Below are the records; reproduce all of them exactly but without any images.

- ITEMS:
• • • • •
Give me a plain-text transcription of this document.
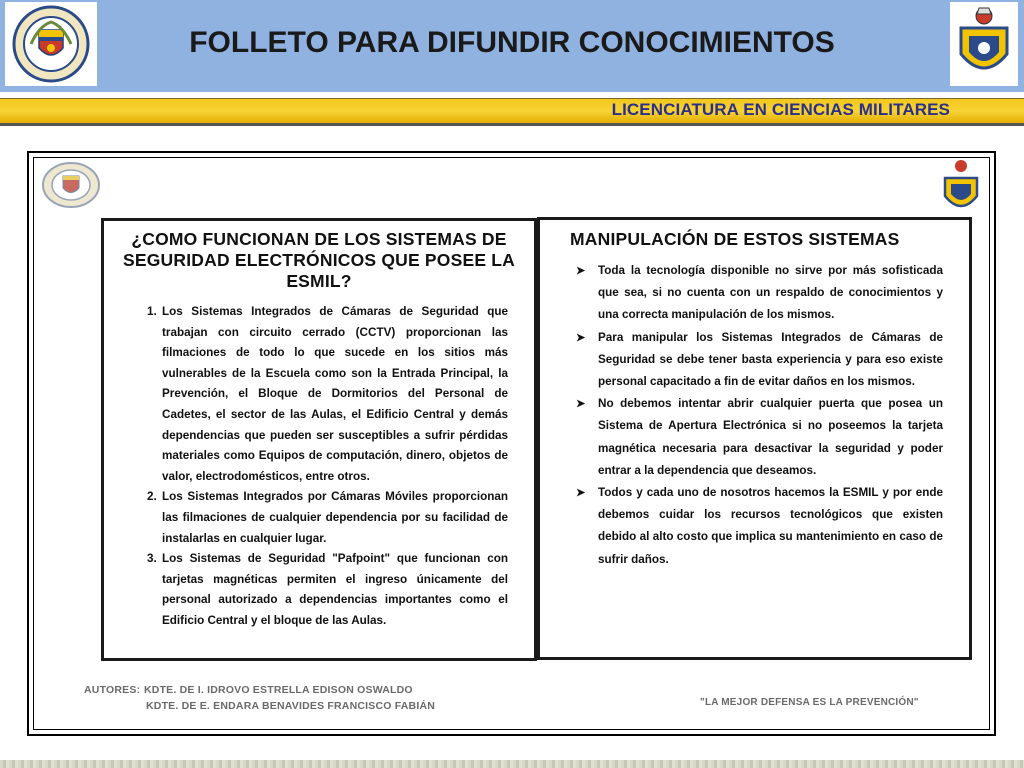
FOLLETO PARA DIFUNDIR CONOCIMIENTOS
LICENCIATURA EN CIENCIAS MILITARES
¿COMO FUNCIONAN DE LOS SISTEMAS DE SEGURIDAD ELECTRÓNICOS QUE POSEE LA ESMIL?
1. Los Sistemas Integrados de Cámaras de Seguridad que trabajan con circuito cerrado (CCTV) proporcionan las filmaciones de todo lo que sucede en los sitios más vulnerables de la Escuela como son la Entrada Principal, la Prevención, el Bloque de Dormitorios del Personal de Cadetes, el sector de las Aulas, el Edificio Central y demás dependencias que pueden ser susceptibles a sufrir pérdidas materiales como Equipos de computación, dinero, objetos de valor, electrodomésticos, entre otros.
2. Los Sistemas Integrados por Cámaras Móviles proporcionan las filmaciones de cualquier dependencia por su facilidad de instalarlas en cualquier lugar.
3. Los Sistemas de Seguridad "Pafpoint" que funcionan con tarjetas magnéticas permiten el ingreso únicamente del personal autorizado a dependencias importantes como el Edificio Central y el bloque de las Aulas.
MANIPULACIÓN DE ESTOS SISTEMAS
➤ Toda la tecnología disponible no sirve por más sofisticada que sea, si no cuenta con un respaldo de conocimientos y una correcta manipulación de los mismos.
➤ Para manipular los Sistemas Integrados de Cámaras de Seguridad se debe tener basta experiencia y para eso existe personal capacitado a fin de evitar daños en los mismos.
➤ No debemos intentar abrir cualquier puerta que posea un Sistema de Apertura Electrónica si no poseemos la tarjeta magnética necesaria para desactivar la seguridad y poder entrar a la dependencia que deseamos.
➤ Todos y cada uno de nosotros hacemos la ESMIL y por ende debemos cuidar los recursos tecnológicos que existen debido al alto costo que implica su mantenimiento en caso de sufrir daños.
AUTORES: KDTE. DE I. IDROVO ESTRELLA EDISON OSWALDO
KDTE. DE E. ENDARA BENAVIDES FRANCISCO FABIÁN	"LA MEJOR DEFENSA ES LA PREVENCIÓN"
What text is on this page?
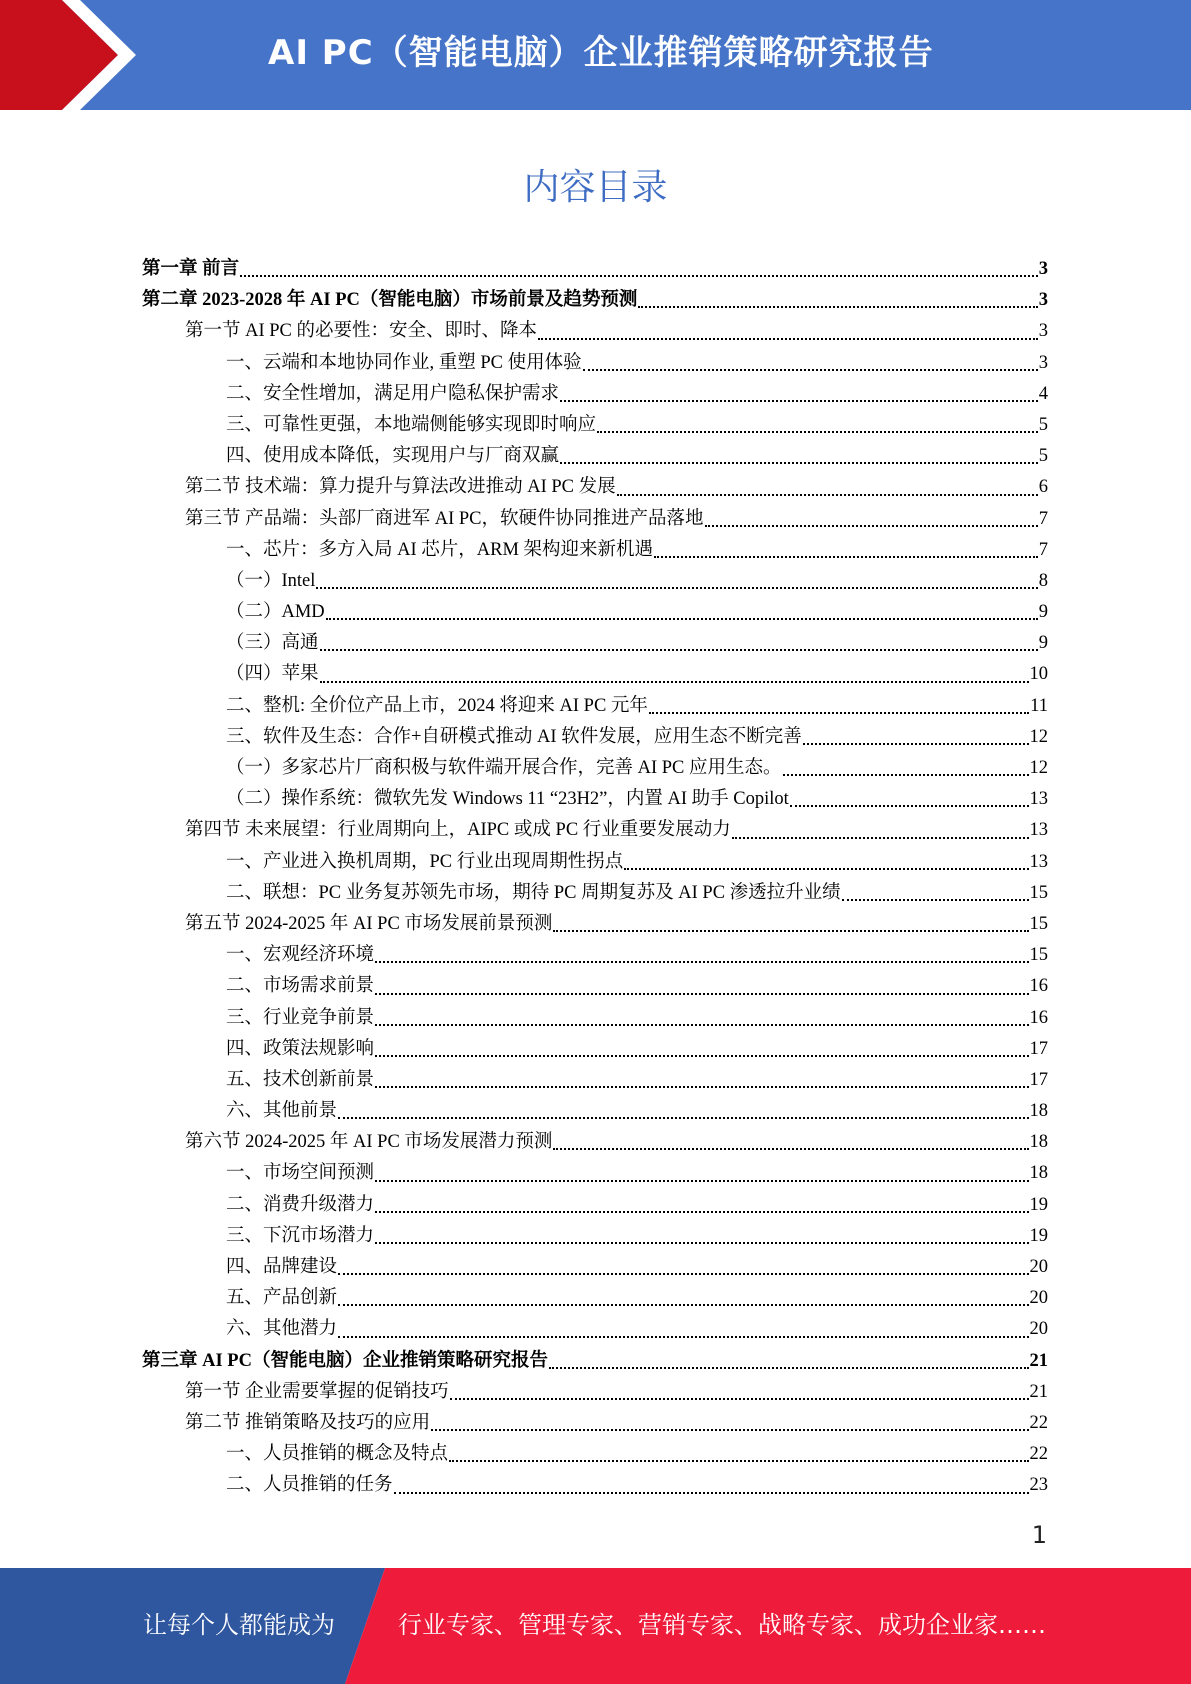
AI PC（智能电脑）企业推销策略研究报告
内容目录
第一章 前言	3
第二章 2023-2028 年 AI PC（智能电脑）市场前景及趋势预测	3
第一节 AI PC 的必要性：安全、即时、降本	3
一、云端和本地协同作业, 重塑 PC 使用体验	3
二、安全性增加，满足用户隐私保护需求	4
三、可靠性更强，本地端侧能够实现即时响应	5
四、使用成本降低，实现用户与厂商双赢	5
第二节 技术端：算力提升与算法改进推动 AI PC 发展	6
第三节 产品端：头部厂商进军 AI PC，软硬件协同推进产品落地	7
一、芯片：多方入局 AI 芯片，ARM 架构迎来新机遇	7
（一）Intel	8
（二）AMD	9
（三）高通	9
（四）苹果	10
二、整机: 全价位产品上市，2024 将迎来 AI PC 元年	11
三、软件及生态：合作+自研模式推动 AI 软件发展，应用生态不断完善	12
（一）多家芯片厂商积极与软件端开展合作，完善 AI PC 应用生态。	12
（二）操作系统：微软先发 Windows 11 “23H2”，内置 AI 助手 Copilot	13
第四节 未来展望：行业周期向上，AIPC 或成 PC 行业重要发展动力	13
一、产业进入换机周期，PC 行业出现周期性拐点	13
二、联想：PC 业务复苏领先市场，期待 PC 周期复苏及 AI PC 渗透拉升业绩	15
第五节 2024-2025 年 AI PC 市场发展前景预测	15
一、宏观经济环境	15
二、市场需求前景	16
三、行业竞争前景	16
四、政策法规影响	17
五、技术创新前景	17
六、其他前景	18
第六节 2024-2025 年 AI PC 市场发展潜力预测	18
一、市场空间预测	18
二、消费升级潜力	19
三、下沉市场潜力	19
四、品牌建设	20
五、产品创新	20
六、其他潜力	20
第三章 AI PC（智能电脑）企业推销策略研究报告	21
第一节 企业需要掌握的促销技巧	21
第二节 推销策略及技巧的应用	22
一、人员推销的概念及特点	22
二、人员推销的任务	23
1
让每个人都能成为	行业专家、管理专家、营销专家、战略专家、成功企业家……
• • • • •
- PROBLEM SOLUTION:
Give me a plain-text transcription of this document.
FOLLETO PARA DIFUNDIR CONOCIMIENTOS
LICENCIATURA EN CIENCIAS MILITARES
¿COMO FUNCIONAN DE LOS SISTEMAS DE SEGURIDAD ELECTRÓNICOS QUE POSEE LA ESMIL?
1. Los Sistemas Integrados de Cámaras de Seguridad que trabajan con circuito cerrado (CCTV) proporcionan las filmaciones de todo lo que sucede en los sitios más vulnerables de la Escuela como son la Entrada Principal, la Prevención, el Bloque de Dormitorios del Personal de Cadetes, el sector de las Aulas, el Edificio Central y demás dependencias que pueden ser susceptibles a sufrir pérdidas materiales como Equipos de computación, dinero, objetos de valor, electrodomésticos, entre otros.
2. Los Sistemas Integrados por Cámaras Móviles proporcionan las filmaciones de cualquier dependencia por su facilidad de instalarlas en cualquier lugar.
3. Los Sistemas de Seguridad "Pafpoint" que funcionan con tarjetas magnéticas permiten el ingreso únicamente del personal autorizado a dependencias importantes como el Edificio Central y el bloque de las Aulas.
MANIPULACIÓN DE ESTOS SISTEMAS
➤ Toda la tecnología disponible no sirve por más sofisticada que sea, si no cuenta con un respaldo de conocimientos y una correcta manipulación de los mismos.
➤ Para manipular los Sistemas Integrados de Cámaras de Seguridad se debe tener basta experiencia y para eso existe personal capacitado a fin de evitar daños en los mismos.
➤ No debemos intentar abrir cualquier puerta que posea un Sistema de Apertura Electrónica si no poseemos la tarjeta magnética necesaria para desactivar la seguridad y poder entrar a la dependencia que deseamos.
➤ Todos y cada uno de nosotros hacemos la ESMIL y por ende debemos cuidar los recursos tecnológicos que existen debido al alto costo que implica su mantenimiento en caso de sufrir daños.
AUTORES: KDTE. DE I. IDROVO ESTRELLA EDISON OSWALDO
KDTE. DE E. ENDARA BENAVIDES FRANCISCO FABIÁN	"LA MEJOR DEFENSA ES LA PREVENCIÓN"
What text is on this page?
AI PC（智能电脑）企业推销策略研究报告
内容目录
第一章 前言	3
第二章 2023-2028 年 AI PC（智能电脑）市场前景及趋势预测	3
第一节 AI PC 的必要性：安全、即时、降本	3
一、云端和本地协同作业, 重塑 PC 使用体验	3
二、安全性增加，满足用户隐私保护需求	4
三、可靠性更强，本地端侧能够实现即时响应	5
四、使用成本降低，实现用户与厂商双赢	5
第二节 技术端：算力提升与算法改进推动 AI PC 发展	6
第三节 产品端：头部厂商进军 AI PC，软硬件协同推进产品落地	7
一、芯片：多方入局 AI 芯片，ARM 架构迎来新机遇	7
（一）Intel	8
（二）AMD	9
（三）高通	9
（四）苹果	10
二、整机: 全价位产品上市，2024 将迎来 AI PC 元年	11
三、软件及生态：合作+自研模式推动 AI 软件发展，应用生态不断完善	12
（一）多家芯片厂商积极与软件端开展合作，完善 AI PC 应用生态。	12
（二）操作系统：微软先发 Windows 11 “23H2”，内置 AI 助手 Copilot	13
第四节 未来展望：行业周期向上，AIPC 或成 PC 行业重要发展动力	13
一、产业进入换机周期，PC 行业出现周期性拐点	13
二、联想：PC 业务复苏领先市场，期待 PC 周期复苏及 AI PC 渗透拉升业绩	15
第五节 2024-2025 年 AI PC 市场发展前景预测	15
一、宏观经济环境	15
二、市场需求前景	16
三、行业竞争前景	16
四、政策法规影响	17
五、技术创新前景	17
六、其他前景	18
第六节 2024-2025 年 AI PC 市场发展潜力预测	18
一、市场空间预测	18
二、消费升级潜力	19
三、下沉市场潜力	19
四、品牌建设	20
五、产品创新	20
六、其他潜力	20
第三章 AI PC（智能电脑）企业推销策略研究报告	21
第一节 企业需要掌握的促销技巧	21
第二节 推销策略及技巧的应用	22
一、人员推销的概念及特点	22
二、人员推销的任务	23
1
让每个人都能成为	行业专家、管理专家、营销专家、战略专家、成功企业家……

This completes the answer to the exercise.